**Task to complete**
Scan the records and identify every line in which the string "pornirea" occurs, then return those lines.

Dataset items
┄┄┄┄┄┄┄┄┄┄

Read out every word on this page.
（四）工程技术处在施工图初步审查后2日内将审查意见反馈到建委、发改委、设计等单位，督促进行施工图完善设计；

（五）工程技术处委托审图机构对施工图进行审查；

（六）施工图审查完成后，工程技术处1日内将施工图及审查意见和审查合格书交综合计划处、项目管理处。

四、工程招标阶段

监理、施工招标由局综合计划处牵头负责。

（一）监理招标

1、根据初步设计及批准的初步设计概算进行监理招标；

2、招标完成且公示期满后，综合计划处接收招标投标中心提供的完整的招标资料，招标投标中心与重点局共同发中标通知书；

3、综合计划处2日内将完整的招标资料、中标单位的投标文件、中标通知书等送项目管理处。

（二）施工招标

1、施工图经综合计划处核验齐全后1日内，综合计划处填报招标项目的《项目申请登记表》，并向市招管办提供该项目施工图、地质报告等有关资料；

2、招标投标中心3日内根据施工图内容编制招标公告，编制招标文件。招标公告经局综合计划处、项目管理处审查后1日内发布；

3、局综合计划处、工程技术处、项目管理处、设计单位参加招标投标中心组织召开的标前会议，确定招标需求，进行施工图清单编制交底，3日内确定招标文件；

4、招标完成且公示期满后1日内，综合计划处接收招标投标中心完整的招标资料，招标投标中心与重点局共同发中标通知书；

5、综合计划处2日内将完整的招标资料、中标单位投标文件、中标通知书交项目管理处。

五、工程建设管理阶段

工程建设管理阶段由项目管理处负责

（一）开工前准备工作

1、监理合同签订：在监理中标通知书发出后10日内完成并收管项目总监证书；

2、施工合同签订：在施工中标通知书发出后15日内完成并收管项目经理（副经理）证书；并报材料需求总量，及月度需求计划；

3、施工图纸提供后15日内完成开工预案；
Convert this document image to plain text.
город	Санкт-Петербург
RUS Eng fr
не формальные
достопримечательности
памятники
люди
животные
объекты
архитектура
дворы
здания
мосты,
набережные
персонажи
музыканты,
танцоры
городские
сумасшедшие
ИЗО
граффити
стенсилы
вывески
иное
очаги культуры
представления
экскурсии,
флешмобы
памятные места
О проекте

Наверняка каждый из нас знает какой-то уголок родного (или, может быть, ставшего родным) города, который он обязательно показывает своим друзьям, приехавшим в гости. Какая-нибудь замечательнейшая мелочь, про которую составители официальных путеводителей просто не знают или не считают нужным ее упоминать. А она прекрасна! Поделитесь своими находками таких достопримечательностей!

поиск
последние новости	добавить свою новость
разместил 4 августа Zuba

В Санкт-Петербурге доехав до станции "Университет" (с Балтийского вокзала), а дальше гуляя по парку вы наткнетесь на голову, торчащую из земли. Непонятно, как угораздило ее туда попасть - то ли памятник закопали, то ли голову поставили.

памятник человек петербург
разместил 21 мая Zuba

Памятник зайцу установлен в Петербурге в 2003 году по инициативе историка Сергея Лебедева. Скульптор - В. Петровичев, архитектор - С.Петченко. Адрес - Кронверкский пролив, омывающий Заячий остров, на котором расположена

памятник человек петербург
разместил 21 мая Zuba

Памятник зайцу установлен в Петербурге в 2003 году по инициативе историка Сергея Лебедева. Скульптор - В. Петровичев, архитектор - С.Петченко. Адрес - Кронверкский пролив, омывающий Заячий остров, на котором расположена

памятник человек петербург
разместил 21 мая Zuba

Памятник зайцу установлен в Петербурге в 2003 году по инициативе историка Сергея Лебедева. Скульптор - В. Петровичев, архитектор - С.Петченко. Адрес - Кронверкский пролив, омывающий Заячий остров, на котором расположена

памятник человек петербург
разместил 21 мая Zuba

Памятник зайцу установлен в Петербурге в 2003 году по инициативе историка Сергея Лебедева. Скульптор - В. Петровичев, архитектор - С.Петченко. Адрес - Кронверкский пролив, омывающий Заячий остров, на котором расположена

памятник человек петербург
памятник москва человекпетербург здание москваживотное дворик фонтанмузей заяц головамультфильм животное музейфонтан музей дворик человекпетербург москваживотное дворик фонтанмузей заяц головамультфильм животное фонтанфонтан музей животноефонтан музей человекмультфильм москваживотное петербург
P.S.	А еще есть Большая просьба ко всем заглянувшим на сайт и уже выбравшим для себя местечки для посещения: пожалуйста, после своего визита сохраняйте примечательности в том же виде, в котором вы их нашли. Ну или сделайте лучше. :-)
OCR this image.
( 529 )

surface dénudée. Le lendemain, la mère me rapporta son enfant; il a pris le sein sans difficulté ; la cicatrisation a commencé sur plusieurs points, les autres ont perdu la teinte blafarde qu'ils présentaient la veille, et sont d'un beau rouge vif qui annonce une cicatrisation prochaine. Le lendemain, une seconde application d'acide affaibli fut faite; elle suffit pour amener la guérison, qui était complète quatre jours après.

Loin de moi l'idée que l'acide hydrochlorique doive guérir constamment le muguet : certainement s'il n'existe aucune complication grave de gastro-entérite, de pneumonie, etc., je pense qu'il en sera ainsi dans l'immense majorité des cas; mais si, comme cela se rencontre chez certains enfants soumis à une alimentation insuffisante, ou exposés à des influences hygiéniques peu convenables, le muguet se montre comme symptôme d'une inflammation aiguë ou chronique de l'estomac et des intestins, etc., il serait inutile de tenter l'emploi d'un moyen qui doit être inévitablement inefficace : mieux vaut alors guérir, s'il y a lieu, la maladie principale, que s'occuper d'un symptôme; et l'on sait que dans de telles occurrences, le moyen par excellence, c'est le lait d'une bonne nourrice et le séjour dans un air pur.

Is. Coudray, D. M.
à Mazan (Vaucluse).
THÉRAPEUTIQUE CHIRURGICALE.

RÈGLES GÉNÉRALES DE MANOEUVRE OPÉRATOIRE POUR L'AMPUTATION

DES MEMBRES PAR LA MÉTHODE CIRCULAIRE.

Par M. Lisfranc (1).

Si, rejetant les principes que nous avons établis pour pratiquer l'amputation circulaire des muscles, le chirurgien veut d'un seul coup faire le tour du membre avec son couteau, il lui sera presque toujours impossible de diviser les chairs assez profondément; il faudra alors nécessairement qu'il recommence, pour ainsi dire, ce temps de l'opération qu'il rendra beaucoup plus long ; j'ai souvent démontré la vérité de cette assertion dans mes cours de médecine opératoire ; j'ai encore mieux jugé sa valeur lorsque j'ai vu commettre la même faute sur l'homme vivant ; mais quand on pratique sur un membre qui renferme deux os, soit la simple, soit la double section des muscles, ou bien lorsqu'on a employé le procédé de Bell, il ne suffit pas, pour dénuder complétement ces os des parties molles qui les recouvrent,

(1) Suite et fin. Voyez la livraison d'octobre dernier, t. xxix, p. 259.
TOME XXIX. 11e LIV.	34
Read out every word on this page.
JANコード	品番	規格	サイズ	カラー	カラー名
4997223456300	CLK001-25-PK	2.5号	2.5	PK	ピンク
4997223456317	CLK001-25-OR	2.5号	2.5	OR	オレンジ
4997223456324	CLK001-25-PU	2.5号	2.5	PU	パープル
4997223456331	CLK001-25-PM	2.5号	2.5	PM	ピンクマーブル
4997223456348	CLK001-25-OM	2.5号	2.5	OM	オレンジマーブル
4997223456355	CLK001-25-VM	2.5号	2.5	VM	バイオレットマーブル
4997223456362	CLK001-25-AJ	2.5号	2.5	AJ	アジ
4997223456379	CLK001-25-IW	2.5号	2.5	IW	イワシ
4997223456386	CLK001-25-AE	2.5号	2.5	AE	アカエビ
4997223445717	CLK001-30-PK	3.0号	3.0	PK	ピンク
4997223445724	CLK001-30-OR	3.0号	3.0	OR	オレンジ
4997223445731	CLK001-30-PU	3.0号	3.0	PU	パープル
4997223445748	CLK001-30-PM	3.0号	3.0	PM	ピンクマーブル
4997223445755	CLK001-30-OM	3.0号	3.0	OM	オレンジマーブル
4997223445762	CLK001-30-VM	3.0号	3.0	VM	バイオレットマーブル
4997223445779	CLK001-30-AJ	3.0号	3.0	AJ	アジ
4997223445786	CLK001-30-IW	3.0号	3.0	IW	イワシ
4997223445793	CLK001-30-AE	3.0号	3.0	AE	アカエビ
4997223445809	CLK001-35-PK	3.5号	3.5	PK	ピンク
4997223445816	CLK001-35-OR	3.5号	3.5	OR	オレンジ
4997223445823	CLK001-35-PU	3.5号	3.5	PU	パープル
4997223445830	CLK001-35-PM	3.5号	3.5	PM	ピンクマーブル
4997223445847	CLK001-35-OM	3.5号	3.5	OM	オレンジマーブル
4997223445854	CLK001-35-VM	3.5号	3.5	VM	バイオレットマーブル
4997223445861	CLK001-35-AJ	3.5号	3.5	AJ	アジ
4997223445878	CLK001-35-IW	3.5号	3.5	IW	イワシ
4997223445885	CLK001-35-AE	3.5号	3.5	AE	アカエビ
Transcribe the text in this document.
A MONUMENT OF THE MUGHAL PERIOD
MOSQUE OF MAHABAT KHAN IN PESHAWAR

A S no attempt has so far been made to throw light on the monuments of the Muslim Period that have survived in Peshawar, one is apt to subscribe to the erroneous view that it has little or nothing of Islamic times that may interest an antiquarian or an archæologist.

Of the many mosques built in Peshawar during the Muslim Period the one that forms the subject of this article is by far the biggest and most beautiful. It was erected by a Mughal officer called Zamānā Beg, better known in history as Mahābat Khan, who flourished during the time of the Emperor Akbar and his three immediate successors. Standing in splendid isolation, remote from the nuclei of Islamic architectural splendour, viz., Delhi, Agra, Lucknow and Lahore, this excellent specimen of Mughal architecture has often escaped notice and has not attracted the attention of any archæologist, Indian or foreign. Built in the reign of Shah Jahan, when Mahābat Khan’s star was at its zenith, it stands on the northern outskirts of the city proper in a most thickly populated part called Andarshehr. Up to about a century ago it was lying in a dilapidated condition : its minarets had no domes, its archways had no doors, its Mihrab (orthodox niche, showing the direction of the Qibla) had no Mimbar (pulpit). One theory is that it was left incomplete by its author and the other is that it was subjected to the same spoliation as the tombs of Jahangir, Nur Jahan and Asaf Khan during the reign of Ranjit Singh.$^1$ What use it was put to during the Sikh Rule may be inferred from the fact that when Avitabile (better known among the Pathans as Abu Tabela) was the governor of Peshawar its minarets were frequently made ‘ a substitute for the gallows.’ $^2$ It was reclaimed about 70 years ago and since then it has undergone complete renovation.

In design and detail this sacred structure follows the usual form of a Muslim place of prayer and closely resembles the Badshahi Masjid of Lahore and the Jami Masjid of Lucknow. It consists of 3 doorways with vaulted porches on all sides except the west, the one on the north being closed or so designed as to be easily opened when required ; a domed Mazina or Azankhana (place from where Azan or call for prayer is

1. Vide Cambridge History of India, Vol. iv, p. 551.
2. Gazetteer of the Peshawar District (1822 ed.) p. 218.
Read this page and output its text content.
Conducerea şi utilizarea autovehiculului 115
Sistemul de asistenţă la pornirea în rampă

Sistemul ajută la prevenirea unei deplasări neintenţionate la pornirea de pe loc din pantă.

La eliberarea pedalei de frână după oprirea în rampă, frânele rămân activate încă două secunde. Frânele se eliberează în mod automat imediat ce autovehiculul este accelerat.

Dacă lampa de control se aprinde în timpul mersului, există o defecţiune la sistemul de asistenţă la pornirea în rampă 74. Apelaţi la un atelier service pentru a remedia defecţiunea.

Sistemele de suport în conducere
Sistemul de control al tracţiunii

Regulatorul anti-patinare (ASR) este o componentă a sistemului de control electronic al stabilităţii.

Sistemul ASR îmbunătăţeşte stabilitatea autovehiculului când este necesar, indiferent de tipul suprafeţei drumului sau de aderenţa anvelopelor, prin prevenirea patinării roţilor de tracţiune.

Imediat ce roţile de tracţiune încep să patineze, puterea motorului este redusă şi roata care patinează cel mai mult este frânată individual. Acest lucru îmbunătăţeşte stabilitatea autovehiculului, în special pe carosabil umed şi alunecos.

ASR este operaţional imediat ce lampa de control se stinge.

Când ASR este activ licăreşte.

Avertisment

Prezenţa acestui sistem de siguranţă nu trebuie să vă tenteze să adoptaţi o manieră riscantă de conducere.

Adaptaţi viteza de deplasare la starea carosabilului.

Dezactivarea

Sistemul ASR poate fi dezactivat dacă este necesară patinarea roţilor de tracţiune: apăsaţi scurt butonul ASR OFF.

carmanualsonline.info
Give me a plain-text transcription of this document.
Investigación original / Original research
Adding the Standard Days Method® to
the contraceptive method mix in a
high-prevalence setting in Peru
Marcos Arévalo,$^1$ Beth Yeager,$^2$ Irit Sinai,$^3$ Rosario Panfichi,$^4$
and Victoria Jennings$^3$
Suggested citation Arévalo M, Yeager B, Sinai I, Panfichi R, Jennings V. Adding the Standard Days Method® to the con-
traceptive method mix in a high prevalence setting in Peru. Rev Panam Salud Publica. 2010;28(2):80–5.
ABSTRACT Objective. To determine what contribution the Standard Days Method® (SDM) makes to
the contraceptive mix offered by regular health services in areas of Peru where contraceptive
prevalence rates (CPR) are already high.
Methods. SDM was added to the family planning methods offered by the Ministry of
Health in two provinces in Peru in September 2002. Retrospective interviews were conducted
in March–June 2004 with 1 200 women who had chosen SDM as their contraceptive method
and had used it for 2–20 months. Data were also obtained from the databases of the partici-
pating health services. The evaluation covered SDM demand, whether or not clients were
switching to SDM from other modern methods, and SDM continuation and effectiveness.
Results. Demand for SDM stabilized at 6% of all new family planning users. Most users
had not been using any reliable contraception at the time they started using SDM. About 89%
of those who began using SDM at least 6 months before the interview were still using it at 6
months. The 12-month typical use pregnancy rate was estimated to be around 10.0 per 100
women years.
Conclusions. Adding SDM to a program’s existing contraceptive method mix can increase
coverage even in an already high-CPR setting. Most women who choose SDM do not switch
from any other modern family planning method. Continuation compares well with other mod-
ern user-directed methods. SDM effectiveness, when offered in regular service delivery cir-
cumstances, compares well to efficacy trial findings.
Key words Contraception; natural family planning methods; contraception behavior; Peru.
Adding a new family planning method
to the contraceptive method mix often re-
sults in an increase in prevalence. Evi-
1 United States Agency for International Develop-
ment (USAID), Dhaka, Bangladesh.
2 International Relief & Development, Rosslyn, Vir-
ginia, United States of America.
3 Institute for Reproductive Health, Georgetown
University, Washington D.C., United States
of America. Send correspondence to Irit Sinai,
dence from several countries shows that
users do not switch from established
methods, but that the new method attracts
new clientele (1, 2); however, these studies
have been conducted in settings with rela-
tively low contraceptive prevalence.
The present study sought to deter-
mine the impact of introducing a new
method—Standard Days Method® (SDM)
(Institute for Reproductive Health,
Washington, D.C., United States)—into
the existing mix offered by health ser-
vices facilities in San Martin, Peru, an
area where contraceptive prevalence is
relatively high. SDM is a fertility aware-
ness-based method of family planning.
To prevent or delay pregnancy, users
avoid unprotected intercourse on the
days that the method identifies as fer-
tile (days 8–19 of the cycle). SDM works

┄┄┄┄┄┄┄┄┄┄

**Finished answer**
Sistemul de asistenţă la pornirea în rampă
Sistemul ajută la prevenirea unei deplasări neintenţionate la pornirea de pe loc din pantă.
Dacă lampa de control se aprinde în timpul mersului, există o defecţiune la sistemul de asistenţă la pornirea în rampă 74. Apelaţi la un atelier service pentru a remedia defecţiunea.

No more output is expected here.